## Dataset records
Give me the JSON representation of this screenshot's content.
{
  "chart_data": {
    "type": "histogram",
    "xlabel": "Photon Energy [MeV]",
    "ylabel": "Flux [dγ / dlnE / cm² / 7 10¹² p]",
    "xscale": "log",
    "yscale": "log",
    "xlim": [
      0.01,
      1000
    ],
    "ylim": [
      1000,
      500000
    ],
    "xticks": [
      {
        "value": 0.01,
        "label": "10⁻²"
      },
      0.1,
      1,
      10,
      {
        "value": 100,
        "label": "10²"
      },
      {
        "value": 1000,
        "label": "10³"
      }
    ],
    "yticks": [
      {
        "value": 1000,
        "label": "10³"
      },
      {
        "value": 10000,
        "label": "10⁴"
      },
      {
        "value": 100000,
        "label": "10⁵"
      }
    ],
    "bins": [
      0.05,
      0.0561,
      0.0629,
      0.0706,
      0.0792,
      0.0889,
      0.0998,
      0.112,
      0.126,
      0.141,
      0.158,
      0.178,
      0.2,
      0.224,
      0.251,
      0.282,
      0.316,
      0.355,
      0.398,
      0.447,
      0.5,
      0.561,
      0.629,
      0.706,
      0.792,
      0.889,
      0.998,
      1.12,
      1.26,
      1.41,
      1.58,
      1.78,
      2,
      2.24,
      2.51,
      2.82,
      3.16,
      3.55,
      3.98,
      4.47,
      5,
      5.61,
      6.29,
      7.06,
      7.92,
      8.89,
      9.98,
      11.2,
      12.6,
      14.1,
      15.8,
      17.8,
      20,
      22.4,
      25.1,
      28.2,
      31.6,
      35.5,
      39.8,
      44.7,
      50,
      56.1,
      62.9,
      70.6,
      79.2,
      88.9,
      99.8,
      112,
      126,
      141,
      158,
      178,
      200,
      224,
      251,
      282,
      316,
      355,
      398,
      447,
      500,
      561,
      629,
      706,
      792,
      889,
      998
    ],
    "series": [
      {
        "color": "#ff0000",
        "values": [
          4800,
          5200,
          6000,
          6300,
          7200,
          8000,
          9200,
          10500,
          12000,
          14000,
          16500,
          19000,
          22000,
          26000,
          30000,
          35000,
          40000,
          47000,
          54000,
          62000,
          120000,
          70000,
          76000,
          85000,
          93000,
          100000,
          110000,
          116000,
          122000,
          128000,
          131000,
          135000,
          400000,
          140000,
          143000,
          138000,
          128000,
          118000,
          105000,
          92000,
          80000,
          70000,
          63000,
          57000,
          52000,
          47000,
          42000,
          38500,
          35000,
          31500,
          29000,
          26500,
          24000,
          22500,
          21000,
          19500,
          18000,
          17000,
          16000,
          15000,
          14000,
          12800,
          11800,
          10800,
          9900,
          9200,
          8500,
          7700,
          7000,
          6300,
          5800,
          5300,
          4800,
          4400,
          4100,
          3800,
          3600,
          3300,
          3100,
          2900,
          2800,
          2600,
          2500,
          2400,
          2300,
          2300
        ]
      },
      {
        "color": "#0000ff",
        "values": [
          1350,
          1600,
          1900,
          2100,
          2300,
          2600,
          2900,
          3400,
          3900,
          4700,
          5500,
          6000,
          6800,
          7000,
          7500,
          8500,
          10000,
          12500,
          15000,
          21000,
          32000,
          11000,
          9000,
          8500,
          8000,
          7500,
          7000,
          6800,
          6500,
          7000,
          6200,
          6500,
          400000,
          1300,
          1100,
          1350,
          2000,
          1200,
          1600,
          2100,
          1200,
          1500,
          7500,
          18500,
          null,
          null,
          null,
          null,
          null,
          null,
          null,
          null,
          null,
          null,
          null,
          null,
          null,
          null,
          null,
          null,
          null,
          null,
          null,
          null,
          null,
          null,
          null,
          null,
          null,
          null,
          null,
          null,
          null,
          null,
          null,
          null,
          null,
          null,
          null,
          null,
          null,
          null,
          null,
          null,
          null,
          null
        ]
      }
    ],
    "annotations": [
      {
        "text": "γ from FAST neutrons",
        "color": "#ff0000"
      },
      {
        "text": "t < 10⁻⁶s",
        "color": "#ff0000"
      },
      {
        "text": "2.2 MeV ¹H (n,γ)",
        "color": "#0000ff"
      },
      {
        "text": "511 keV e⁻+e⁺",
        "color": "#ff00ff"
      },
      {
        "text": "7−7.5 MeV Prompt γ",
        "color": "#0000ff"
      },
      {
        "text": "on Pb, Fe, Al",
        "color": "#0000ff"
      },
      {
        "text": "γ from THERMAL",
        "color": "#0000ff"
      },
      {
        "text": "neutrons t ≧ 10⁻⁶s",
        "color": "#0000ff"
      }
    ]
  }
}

## Requirements
Repeat the entries exactly, all of them.

## Output below
Give me the JSON representation of this screenshot's content.
{
  "chart_data": {
    "type": "histogram",
    "xlabel": "Photon Energy [MeV]",
    "ylabel": "Flux [dγ / dlnE / cm² / 7 10¹² p]",
    "xscale": "log",
    "yscale": "log",
    "xlim": [
      0.01,
      1000
    ],
    "ylim": [
      1000,
      500000
    ],
    "xticks": [
      {
        "value": 0.01,
        "label": "10⁻²"
      },
      0.1,
      1,
      10,
      {
        "value": 100,
        "label": "10²"
      },
      {
        "value": 1000,
        "label": "10³"
      }
    ],
    "yticks": [
      {
        "value": 1000,
        "label": "10³"
      },
      {
        "value": 10000,
        "label": "10⁴"
      },
      {
        "value": 100000,
        "label": "10⁵"
      }
    ],
    "bins": [
      0.05,
      0.0561,
      0.0629,
      0.0706,
      0.0792,
      0.0889,
      0.0998,
      0.112,
      0.126,
      0.141,
      0.158,
      0.178,
      0.2,
      0.224,
      0.251,
      0.282,
      0.316,
      0.355,
      0.398,
      0.447,
      0.5,
      0.561,
      0.629,
      0.706,
      0.792,
      0.889,
      0.998,
      1.12,
      1.26,
      1.41,
      1.58,
      1.78,
      2,
      2.24,
      2.51,
      2.82,
      3.16,
      3.55,
      3.98,
      4.47,
      5,
      5.61,
      6.29,
      7.06,
      7.92,
      8.89,
      9.98,
      11.2,
      12.6,
      14.1,
      15.8,
      17.8,
      20,
      22.4,
      25.1,
      28.2,
      31.6,
      35.5,
      39.8,
      44.7,
      50,
      56.1,
      62.9,
      70.6,
      79.2,
      88.9,
      99.8,
      112,
      126,
      141,
      158,
      178,
      200,
      224,
      251,
      282,
      316,
      355,
      398,
      447,
      500,
      561,
      629,
      706,
      792,
      889,
      998
    ],
    "series": [
      {
        "color": "#ff0000",
        "values": [
          4800,
          5200,
          6000,
          6300,
          7200,
          8000,
          9200,
          10500,
          12000,
          14000,
          16500,
          19000,
          22000,
          26000,
          30000,
          35000,
          40000,
          47000,
          54000,
          62000,
          120000,
          70000,
          76000,
          85000,
          93000,
          100000,
          110000,
          116000,
          122000,
          128000,
          131000,
          135000,
          400000,
          140000,
          143000,
          138000,
          128000,
          118000,
          105000,
          92000,
          80000,
          70000,
          63000,
          57000,
          52000,
          47000,
          42000,
          38500,
          35000,
          31500,
          29000,
          26500,
          24000,
          22500,
          21000,
          19500,
          18000,
          17000,
          16000,
          15000,
          14000,
          12800,
          11800,
          10800,
          9900,
          9200,
          8500,
          7700,
          7000,
          6300,
          5800,
          5300,
          4800,
          4400,
          4100,
          3800,
          3600,
          3300,
          3100,
          2900,
          2800,
          2600,
          2500,
          2400,
          2300,
          2300
        ]
      },
      {
        "color": "#0000ff",
        "values": [
          1350,
          1600,
          1900,
          2100,
          2300,
          2600,
          2900,
          3400,
          3900,
          4700,
          5500,
          6000,
          6800,
          7000,
          7500,
          8500,
          10000,
          12500,
          15000,
          21000,
          32000,
          11000,
          9000,
          8500,
          8000,
          7500,
          7000,
          6800,
          6500,
          7000,
          6200,
          6500,
          400000,
          1300,
          1100,
          1350,
          2000,
          1200,
          1600,
          2100,
          1200,
          1500,
          7500,
          18500,
          null,
          null,
          null,
          null,
          null,
          null,
          null,
          null,
          null,
          null,
          null,
          null,
          null,
          null,
          null,
          null,
          null,
          null,
          null,
          null,
          null,
          null,
          null,
          null,
          null,
          null,
          null,
          null,
          null,
          null,
          null,
          null,
          null,
          null,
          null,
          null,
          null,
          null,
          null,
          null,
          null,
          null
        ]
      }
    ],
    "annotations": [
      {
        "text": "γ from FAST neutrons",
        "color": "#ff0000"
      },
      {
        "text": "t < 10⁻⁶s",
        "color": "#ff0000"
      },
      {
        "text": "2.2 MeV ¹H (n,γ)",
        "color": "#0000ff"
      },
      {
        "text": "511 keV e⁻+e⁺",
        "color": "#ff00ff"
      },
      {
        "text": "7−7.5 MeV Prompt γ",
        "color": "#0000ff"
      },
      {
        "text": "on Pb, Fe, Al",
        "color": "#0000ff"
      },
      {
        "text": "γ from THERMAL",
        "color": "#0000ff"
      },
      {
        "text": "neutrons t ≧ 10⁻⁶s",
        "color": "#0000ff"
      }
    ]
  }
}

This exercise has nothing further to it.